__EXERCISE TASK__.
Using the listing below, select the lines with the word "NMDA" and copy them.

__RECORD EXCERPTS__.
◇ ◇ ◇ ◇ ◇ ◇ ◇

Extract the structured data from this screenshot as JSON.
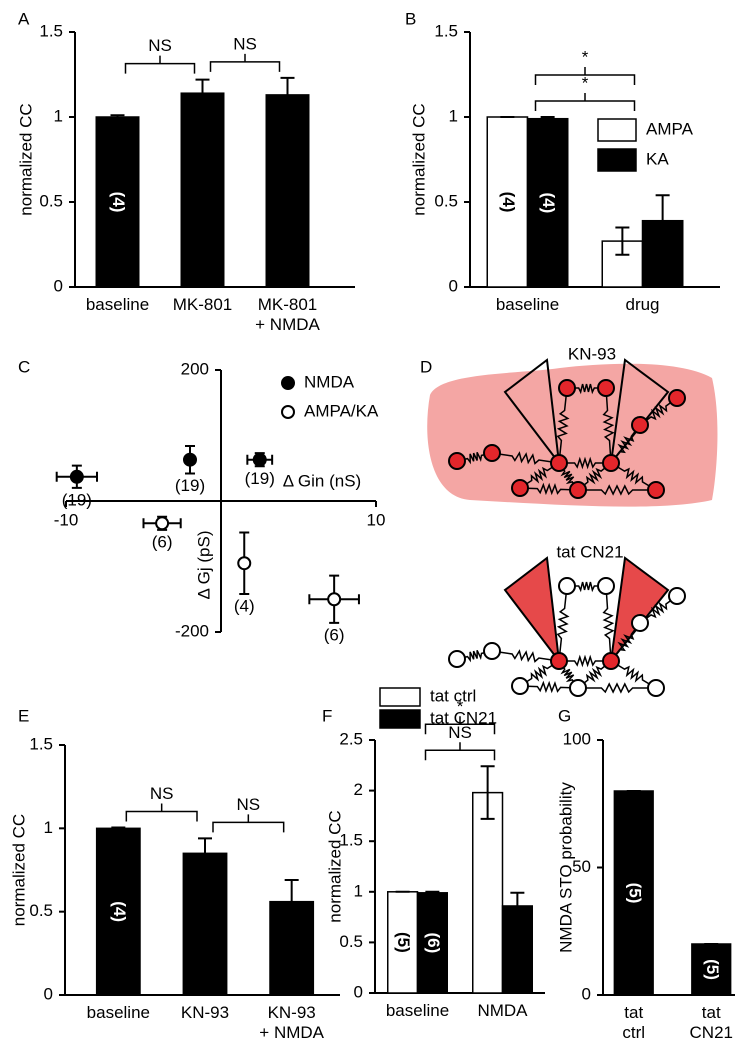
{
  "chart_data": [
    {
      "panel": "A",
      "type": "bar",
      "y_label": "normalized CC",
      "categories": [
        "baseline",
        "MK-801",
        "MK-801\n+ NMDA"
      ],
      "series": [
        {
          "color": "#000000",
          "values": [
            1.0,
            1.14,
            1.13
          ],
          "errors": [
            0.01,
            0.08,
            0.1
          ],
          "n_labels": [
            "(4)",
            null,
            null
          ]
        }
      ],
      "ylim": [
        0,
        1.5
      ],
      "yticks": [
        0,
        0.5,
        1,
        1.5
      ],
      "comparisons": [
        {
          "from": 0,
          "to": 1,
          "label": "NS"
        },
        {
          "from": 1,
          "to": 2,
          "label": "NS"
        }
      ]
    },
    {
      "panel": "B",
      "type": "bar",
      "y_label": "normalized CC",
      "categories": [
        "baseline",
        "drug"
      ],
      "series": [
        {
          "name": "AMPA",
          "color": "#ffffff",
          "values": [
            1.0,
            0.27
          ],
          "errors": [
            0,
            0.08
          ],
          "n_labels": [
            "(4)",
            null
          ]
        },
        {
          "name": "KA",
          "color": "#000000",
          "values": [
            0.99,
            0.39
          ],
          "errors": [
            0.01,
            0.15
          ],
          "n_labels": [
            "(4)",
            null
          ]
        }
      ],
      "ylim": [
        0,
        1.5
      ],
      "yticks": [
        0,
        0.5,
        1,
        1.5
      ],
      "legend": "right",
      "comparisons": [
        {
          "from": 0,
          "to": 1,
          "label": "*"
        },
        {
          "from": 0,
          "to": 1,
          "label": "*"
        }
      ]
    },
    {
      "panel": "C",
      "type": "scatter",
      "x_label": "Δ Gin (nS)",
      "y_label": "Δ Gj (pS)",
      "series": [
        {
          "name": "NMDA",
          "color": "#000000",
          "x": [
            -9.3,
            -2.0,
            2.5
          ],
          "values": [
            37,
            63,
            63
          ],
          "xerr": [
            1.3,
            0,
            0.8
          ],
          "yerr": [
            17,
            21,
            10
          ],
          "n_labels": [
            "(19)",
            "(19)",
            "(19)"
          ]
        },
        {
          "name": "AMPA/KA",
          "color": "#ffffff",
          "x": [
            -3.8,
            1.5,
            7.3
          ],
          "values": [
            -34,
            -95,
            -150
          ],
          "xerr": [
            1.2,
            0,
            1.6
          ],
          "yerr": [
            10,
            47,
            36
          ],
          "n_labels": [
            "(6)",
            "(4)",
            "(6)"
          ]
        }
      ],
      "xlim": [
        -10,
        10
      ],
      "xticks": [
        -10,
        10
      ],
      "ylim": [
        -200,
        200
      ],
      "yticks": [
        -200,
        200
      ],
      "legend": "upper right"
    },
    {
      "panel": "E",
      "type": "bar",
      "y_label": "normalized CC",
      "categories": [
        "baseline",
        "KN-93",
        "KN-93\n+ NMDA"
      ],
      "series": [
        {
          "color": "#000000",
          "values": [
            1.0,
            0.85,
            0.56
          ],
          "errors": [
            0.005,
            0.09,
            0.13
          ],
          "n_labels": [
            "(4)",
            null,
            null
          ]
        }
      ],
      "ylim": [
        0,
        1.5
      ],
      "yticks": [
        0,
        0.5,
        1,
        1.5
      ],
      "comparisons": [
        {
          "from": 0,
          "to": 1,
          "label": "NS"
        },
        {
          "from": 1,
          "to": 2,
          "label": "NS"
        }
      ]
    },
    {
      "panel": "F",
      "type": "bar",
      "y_label": "normalized CC",
      "categories": [
        "baseline",
        "NMDA"
      ],
      "series": [
        {
          "name": "tat ctrl",
          "color": "#ffffff",
          "values": [
            1.0,
            1.98
          ],
          "errors": [
            0,
            0.26
          ],
          "n_labels": [
            "(5)",
            null
          ]
        },
        {
          "name": "tat CN21",
          "color": "#000000",
          "values": [
            0.99,
            0.86
          ],
          "errors": [
            0.01,
            0.13
          ],
          "n_labels": [
            "(6)",
            null
          ]
        }
      ],
      "ylim": [
        0,
        2.5
      ],
      "yticks": [
        0,
        0.5,
        1,
        1.5,
        2,
        2.5
      ],
      "legend": "top",
      "comparisons": [
        {
          "from": 0,
          "to": 1,
          "label": "NS"
        },
        {
          "from": 0,
          "to": 1,
          "label": "*"
        }
      ]
    },
    {
      "panel": "G",
      "type": "bar",
      "y_label": "NMDA STO probability",
      "categories": [
        "tat\nctrl",
        "tat\nCN21"
      ],
      "series": [
        {
          "color": "#000000",
          "values": [
            80,
            20
          ],
          "errors": [
            0,
            0
          ],
          "n_labels": [
            "(5)",
            "(5)"
          ]
        }
      ],
      "ylim": [
        0,
        100
      ],
      "yticks": [
        0,
        50,
        100
      ]
    }
  ],
  "diagram": {
    "panel": "D",
    "labels": [
      "KN-93",
      "tat CN21"
    ]
  }
}
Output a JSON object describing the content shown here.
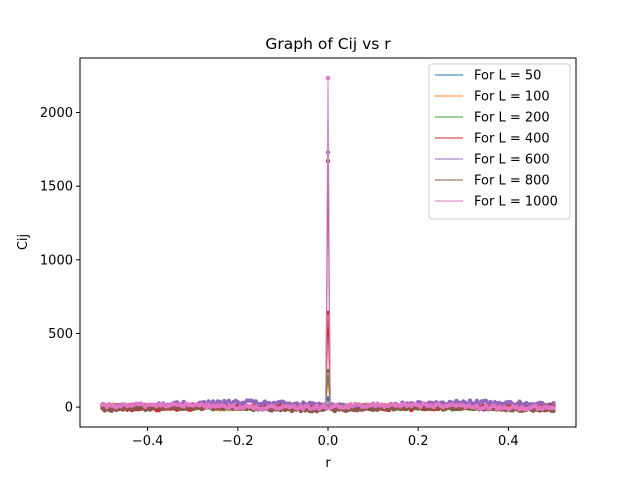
{
  "chart_data": {
    "type": "line",
    "title": "Graph of Cij vs r",
    "xlabel": "r",
    "ylabel": "Cij",
    "xlim": [
      -0.55,
      0.55
    ],
    "ylim": [
      -135,
      2370
    ],
    "xticks": [
      -0.4,
      -0.2,
      0.0,
      0.2,
      0.4
    ],
    "xtick_labels": [
      "−0.4",
      "−0.2",
      "0.0",
      "0.2",
      "0.4"
    ],
    "yticks": [
      0,
      500,
      1000,
      1500,
      2000
    ],
    "ytick_labels": [
      "0",
      "500",
      "1000",
      "1500",
      "2000"
    ],
    "grid": false,
    "legend": "top-right",
    "series": [
      {
        "name": "For L = 50",
        "color": "#1f77b4",
        "peak": 60,
        "baseline": 0,
        "noise": 8
      },
      {
        "name": "For L = 100",
        "color": "#ff7f0e",
        "peak": 190,
        "baseline": 2,
        "noise": 10
      },
      {
        "name": "For L = 200",
        "color": "#2ca02c",
        "peak": 245,
        "baseline": 0,
        "noise": 10
      },
      {
        "name": "For L = 400",
        "color": "#d62728",
        "peak": 640,
        "baseline": 0,
        "noise": 12
      },
      {
        "name": "For L = 600",
        "color": "#9467bd",
        "peak": 1730,
        "baseline": 20,
        "noise": 14
      },
      {
        "name": "For L = 800",
        "color": "#8c564b",
        "peak": 1670,
        "baseline": -10,
        "noise": 10
      },
      {
        "name": "For L = 1000",
        "color": "#e377c2",
        "peak": 2235,
        "baseline": 5,
        "noise": 12
      }
    ]
  }
}
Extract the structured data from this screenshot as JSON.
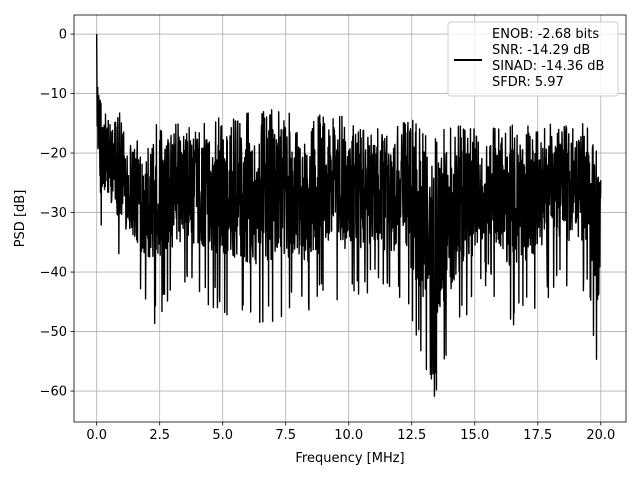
{
  "chart_data": {
    "type": "line",
    "title": "",
    "xlabel": "Frequency [MHz]",
    "ylabel": "PSD [dB]",
    "xlim": [
      -0.9,
      21.0
    ],
    "ylim": [
      -65.2,
      3.2
    ],
    "xticks": [
      0.0,
      2.5,
      5.0,
      7.5,
      10.0,
      12.5,
      15.0,
      17.5,
      20.0
    ],
    "xtick_labels": [
      "0.0",
      "2.5",
      "5.0",
      "7.5",
      "10.0",
      "12.5",
      "15.0",
      "17.5",
      "20.0"
    ],
    "yticks": [
      0,
      -10,
      -20,
      -30,
      -40,
      -50,
      -60
    ],
    "ytick_labels": [
      "0",
      "−10",
      "−20",
      "−30",
      "−40",
      "−50",
      "−60"
    ],
    "grid": true,
    "legend_position": "top-right",
    "legend_lines": [
      "ENOB: -2.68 bits",
      "SNR: -14.29 dB",
      "SINAD: -14.36 dB",
      "SFDR: 5.97"
    ],
    "series": [
      {
        "color": "#000000",
        "envelope": {
          "x": [
            0.0,
            0.05,
            0.1,
            0.2,
            0.3,
            0.5,
            1.0,
            1.65,
            2.3,
            2.5,
            3.5,
            4.5,
            6.3,
            7.5,
            8.2,
            9.0,
            10.0,
            11.0,
            12.3,
            13.35,
            14.5,
            15.5,
            16.5,
            17.5,
            18.5,
            19.5,
            19.9,
            20.0
          ],
          "upper": [
            0,
            -6,
            -9,
            -8,
            -12,
            -13,
            -13,
            -15,
            -15,
            -14,
            -15,
            -14,
            -13,
            -12,
            -16,
            -13,
            -14,
            -16,
            -14,
            -16,
            -15,
            -16,
            -15,
            -15,
            -15,
            -15,
            -19,
            -24
          ],
          "lower": [
            -23,
            -23,
            -32,
            -37,
            -35,
            -34,
            -40,
            -45,
            -49,
            -48,
            -43,
            -46,
            -50,
            -48,
            -49,
            -46,
            -46,
            -44,
            -48,
            -62,
            -50,
            -42,
            -50,
            -46,
            -43,
            -44,
            -58,
            -40
          ]
        }
      }
    ]
  },
  "colors": {
    "line": "#000000",
    "grid": "#b0b0b0",
    "axes": "#000000",
    "background": "#ffffff"
  }
}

◇ ◇ ◇ ◇ ◇ ◇ ◇

__TASK RESPONSE__.
        "MK-801\n+ NMDA"
          "name": "NMDA",
        "KN-93\n+ NMDA"
        "NMDA"
      "y_label": "NMDA STO probability",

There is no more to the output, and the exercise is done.